- Dataset entries:
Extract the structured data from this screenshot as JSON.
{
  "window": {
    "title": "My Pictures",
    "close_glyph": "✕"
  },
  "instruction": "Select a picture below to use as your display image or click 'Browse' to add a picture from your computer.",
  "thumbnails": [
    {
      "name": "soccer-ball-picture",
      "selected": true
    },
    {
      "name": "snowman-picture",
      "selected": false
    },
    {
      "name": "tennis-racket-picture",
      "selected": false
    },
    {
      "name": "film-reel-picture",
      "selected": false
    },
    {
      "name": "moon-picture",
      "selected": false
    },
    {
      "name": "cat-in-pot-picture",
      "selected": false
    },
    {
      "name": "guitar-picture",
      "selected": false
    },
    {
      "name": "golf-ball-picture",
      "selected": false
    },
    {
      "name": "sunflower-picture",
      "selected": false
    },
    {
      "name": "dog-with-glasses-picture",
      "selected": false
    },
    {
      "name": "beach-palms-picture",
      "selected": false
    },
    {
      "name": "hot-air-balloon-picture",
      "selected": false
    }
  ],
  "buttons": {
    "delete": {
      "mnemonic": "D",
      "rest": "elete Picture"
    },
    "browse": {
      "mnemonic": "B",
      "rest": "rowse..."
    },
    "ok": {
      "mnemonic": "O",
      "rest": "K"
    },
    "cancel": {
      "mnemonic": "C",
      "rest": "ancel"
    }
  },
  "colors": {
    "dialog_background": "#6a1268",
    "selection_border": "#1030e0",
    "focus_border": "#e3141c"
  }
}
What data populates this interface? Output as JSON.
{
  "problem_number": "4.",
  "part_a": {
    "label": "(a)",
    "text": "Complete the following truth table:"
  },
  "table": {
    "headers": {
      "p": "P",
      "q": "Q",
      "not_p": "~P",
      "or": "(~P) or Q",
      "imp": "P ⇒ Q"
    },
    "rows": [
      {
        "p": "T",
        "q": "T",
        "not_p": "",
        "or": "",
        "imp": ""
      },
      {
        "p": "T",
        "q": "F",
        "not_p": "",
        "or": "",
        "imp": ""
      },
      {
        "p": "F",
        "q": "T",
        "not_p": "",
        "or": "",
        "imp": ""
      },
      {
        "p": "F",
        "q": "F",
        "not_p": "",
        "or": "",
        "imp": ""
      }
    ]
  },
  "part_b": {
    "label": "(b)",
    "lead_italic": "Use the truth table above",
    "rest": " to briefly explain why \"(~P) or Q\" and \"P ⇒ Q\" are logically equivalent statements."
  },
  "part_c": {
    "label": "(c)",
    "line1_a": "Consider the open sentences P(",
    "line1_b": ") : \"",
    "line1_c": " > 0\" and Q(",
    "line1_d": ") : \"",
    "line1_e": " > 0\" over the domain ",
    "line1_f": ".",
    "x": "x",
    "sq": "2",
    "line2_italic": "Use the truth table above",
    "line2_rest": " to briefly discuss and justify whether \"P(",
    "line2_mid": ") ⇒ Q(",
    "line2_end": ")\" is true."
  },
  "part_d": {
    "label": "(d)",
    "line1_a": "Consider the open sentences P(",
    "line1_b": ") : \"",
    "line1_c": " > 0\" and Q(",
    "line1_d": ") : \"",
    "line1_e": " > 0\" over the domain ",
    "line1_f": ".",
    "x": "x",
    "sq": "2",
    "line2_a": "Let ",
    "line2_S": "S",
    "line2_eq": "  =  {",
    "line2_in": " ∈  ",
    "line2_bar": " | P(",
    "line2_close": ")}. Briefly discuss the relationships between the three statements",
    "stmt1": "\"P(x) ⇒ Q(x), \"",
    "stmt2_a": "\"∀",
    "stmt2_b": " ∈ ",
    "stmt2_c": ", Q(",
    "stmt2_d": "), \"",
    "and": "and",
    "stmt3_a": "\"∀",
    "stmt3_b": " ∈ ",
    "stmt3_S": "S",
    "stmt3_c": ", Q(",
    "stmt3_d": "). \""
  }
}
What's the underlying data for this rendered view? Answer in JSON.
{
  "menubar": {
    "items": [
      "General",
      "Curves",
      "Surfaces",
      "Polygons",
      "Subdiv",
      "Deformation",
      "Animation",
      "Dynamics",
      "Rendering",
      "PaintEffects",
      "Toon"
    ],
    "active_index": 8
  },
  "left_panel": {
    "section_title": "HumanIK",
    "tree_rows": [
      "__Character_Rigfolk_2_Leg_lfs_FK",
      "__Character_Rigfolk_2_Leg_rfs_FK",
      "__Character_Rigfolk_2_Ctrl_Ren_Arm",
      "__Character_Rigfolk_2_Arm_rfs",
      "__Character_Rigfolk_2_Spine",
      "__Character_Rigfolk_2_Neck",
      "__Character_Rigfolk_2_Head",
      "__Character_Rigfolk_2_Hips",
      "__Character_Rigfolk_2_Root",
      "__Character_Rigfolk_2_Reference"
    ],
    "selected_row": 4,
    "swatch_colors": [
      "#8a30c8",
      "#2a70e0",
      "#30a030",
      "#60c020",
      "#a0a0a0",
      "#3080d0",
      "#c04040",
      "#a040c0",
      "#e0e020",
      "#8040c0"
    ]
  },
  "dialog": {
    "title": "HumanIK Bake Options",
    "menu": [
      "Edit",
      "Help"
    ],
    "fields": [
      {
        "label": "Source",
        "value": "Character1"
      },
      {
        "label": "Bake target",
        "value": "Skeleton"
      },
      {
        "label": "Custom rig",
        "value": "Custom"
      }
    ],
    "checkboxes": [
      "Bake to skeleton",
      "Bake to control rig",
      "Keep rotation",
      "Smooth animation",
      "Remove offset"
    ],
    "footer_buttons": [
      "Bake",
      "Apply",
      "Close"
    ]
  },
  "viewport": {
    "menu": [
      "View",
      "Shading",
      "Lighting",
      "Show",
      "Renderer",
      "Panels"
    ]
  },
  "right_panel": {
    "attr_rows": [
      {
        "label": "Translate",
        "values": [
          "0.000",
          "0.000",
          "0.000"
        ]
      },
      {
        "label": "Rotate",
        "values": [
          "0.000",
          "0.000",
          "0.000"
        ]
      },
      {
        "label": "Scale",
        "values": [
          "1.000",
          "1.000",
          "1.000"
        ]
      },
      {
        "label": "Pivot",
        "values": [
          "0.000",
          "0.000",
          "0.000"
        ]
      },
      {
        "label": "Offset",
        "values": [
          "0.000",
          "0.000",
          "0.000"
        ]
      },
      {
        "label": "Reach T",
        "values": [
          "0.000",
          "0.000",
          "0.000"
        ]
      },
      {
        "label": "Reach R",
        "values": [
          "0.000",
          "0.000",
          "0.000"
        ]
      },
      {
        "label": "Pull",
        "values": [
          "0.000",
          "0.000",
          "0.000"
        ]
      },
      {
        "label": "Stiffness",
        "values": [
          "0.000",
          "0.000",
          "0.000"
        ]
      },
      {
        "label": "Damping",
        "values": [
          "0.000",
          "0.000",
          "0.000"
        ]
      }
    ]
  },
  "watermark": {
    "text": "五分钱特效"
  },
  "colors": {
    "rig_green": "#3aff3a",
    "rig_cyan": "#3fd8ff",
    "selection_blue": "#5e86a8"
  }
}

- Problem statement: Give all the entries again exactly; leave none out.

- Written solution:
Extract the structured data from this screenshot as JSON.
{
  "window": {
    "title": "My Pictures",
    "close_glyph": "✕"
  },
  "instruction": "Select a picture below to use as your display image or click 'Browse' to add a picture from your computer.",
  "thumbnails": [
    {
      "name": "soccer-ball-picture",
      "selected": true
    },
    {
      "name": "snowman-picture",
      "selected": false
    },
    {
      "name": "tennis-racket-picture",
      "selected": false
    },
    {
      "name": "film-reel-picture",
      "selected": false
    },
    {
      "name": "moon-picture",
      "selected": false
    },
    {
      "name": "cat-in-pot-picture",
      "selected": false
    },
    {
      "name": "guitar-picture",
      "selected": false
    },
    {
      "name": "golf-ball-picture",
      "selected": false
    },
    {
      "name": "sunflower-picture",
      "selected": false
    },
    {
      "name": "dog-with-glasses-picture",
      "selected": false
    },
    {
      "name": "beach-palms-picture",
      "selected": false
    },
    {
      "name": "hot-air-balloon-picture",
      "selected": false
    }
  ],
  "buttons": {
    "delete": {
      "mnemonic": "D",
      "rest": "elete Picture"
    },
    "browse": {
      "mnemonic": "B",
      "rest": "rowse..."
    },
    "ok": {
      "mnemonic": "O",
      "rest": "K"
    },
    "cancel": {
      "mnemonic": "C",
      "rest": "ancel"
    }
  },
  "colors": {
    "dialog_background": "#6a1268",
    "selection_border": "#1030e0",
    "focus_border": "#e3141c"
  }
}
What data populates this interface? Output as JSON.
{
  "problem_number": "4.",
  "part_a": {
    "label": "(a)",
    "text": "Complete the following truth table:"
  },
  "table": {
    "headers": {
      "p": "P",
      "q": "Q",
      "not_p": "~P",
      "or": "(~P) or Q",
      "imp": "P ⇒ Q"
    },
    "rows": [
      {
        "p": "T",
        "q": "T",
        "not_p": "",
        "or": "",
        "imp": ""
      },
      {
        "p": "T",
        "q": "F",
        "not_p": "",
        "or": "",
        "imp": ""
      },
      {
        "p": "F",
        "q": "T",
        "not_p": "",
        "or": "",
        "imp": ""
      },
      {
        "p": "F",
        "q": "F",
        "not_p": "",
        "or": "",
        "imp": ""
      }
    ]
  },
  "part_b": {
    "label": "(b)",
    "lead_italic": "Use the truth table above",
    "rest": " to briefly explain why \"(~P) or Q\" and \"P ⇒ Q\" are logically equivalent statements."
  },
  "part_c": {
    "label": "(c)",
    "line1_a": "Consider the open sentences P(",
    "line1_b": ") : \"",
    "line1_c": " > 0\" and Q(",
    "line1_d": ") : \"",
    "line1_e": " > 0\" over the domain ",
    "line1_f": ".",
    "x": "x",
    "sq": "2",
    "line2_italic": "Use the truth table above",
    "line2_rest": " to briefly discuss and justify whether \"P(",
    "line2_mid": ") ⇒ Q(",
    "line2_end": ")\" is true."
  },
  "part_d": {
    "label": "(d)",
    "line1_a": "Consider the open sentences P(",
    "line1_b": ") : \"",
    "line1_c": " > 0\" and Q(",
    "line1_d": ") : \"",
    "line1_e": " > 0\" over the domain ",
    "line1_f": ".",
    "x": "x",
    "sq": "2",
    "line2_a": "Let ",
    "line2_S": "S",
    "line2_eq": "  =  {",
    "line2_in": " ∈  ",
    "line2_bar": " | P(",
    "line2_close": ")}. Briefly discuss the relationships between the three statements",
    "stmt1": "\"P(x) ⇒ Q(x), \"",
    "stmt2_a": "\"∀",
    "stmt2_b": " ∈ ",
    "stmt2_c": ", Q(",
    "stmt2_d": "), \"",
    "and": "and",
    "stmt3_a": "\"∀",
    "stmt3_b": " ∈ ",
    "stmt3_S": "S",
    "stmt3_c": ", Q(",
    "stmt3_d": "). \""
  }
}
What's the underlying data for this rendered view? Answer in JSON.
{
  "menubar": {
    "items": [
      "General",
      "Curves",
      "Surfaces",
      "Polygons",
      "Subdiv",
      "Deformation",
      "Animation",
      "Dynamics",
      "Rendering",
      "PaintEffects",
      "Toon"
    ],
    "active_index": 8
  },
  "left_panel": {
    "section_title": "HumanIK",
    "tree_rows": [
      "__Character_Rigfolk_2_Leg_lfs_FK",
      "__Character_Rigfolk_2_Leg_rfs_FK",
      "__Character_Rigfolk_2_Ctrl_Ren_Arm",
      "__Character_Rigfolk_2_Arm_rfs",
      "__Character_Rigfolk_2_Spine",
      "__Character_Rigfolk_2_Neck",
      "__Character_Rigfolk_2_Head",
      "__Character_Rigfolk_2_Hips",
      "__Character_Rigfolk_2_Root",
      "__Character_Rigfolk_2_Reference"
    ],
    "selected_row": 4,
    "swatch_colors": [
      "#8a30c8",
      "#2a70e0",
      "#30a030",
      "#60c020",
      "#a0a0a0",
      "#3080d0",
      "#c04040",
      "#a040c0",
      "#e0e020",
      "#8040c0"
    ]
  },
  "dialog": {
    "title": "HumanIK Bake Options",
    "menu": [
      "Edit",
      "Help"
    ],
    "fields": [
      {
        "label": "Source",
        "value": "Character1"
      },
      {
        "label": "Bake target",
        "value": "Skeleton"
      },
      {
        "label": "Custom rig",
        "value": "Custom"
      }
    ],
    "checkboxes": [
      "Bake to skeleton",
      "Bake to control rig",
      "Keep rotation",
      "Smooth animation",
      "Remove offset"
    ],
    "footer_buttons": [
      "Bake",
      "Apply",
      "Close"
    ]
  },
  "viewport": {
    "menu": [
      "View",
      "Shading",
      "Lighting",
      "Show",
      "Renderer",
      "Panels"
    ]
  },
  "right_panel": {
    "attr_rows": [
      {
        "label": "Translate",
        "values": [
          "0.000",
          "0.000",
          "0.000"
        ]
      },
      {
        "label": "Rotate",
        "values": [
          "0.000",
          "0.000",
          "0.000"
        ]
      },
      {
        "label": "Scale",
        "values": [
          "1.000",
          "1.000",
          "1.000"
        ]
      },
      {
        "label": "Pivot",
        "values": [
          "0.000",
          "0.000",
          "0.000"
        ]
      },
      {
        "label": "Offset",
        "values": [
          "0.000",
          "0.000",
          "0.000"
        ]
      },
      {
        "label": "Reach T",
        "values": [
          "0.000",
          "0.000",
          "0.000"
        ]
      },
      {
        "label": "Reach R",
        "values": [
          "0.000",
          "0.000",
          "0.000"
        ]
      },
      {
        "label": "Pull",
        "values": [
          "0.000",
          "0.000",
          "0.000"
        ]
      },
      {
        "label": "Stiffness",
        "values": [
          "0.000",
          "0.000",
          "0.000"
        ]
      },
      {
        "label": "Damping",
        "values": [
          "0.000",
          "0.000",
          "0.000"
        ]
      }
    ]
  },
  "watermark": {
    "text": "五分钱特效"
  },
  "colors": {
    "rig_green": "#3aff3a",
    "rig_cyan": "#3fd8ff",
    "selection_blue": "#5e86a8"
  }
}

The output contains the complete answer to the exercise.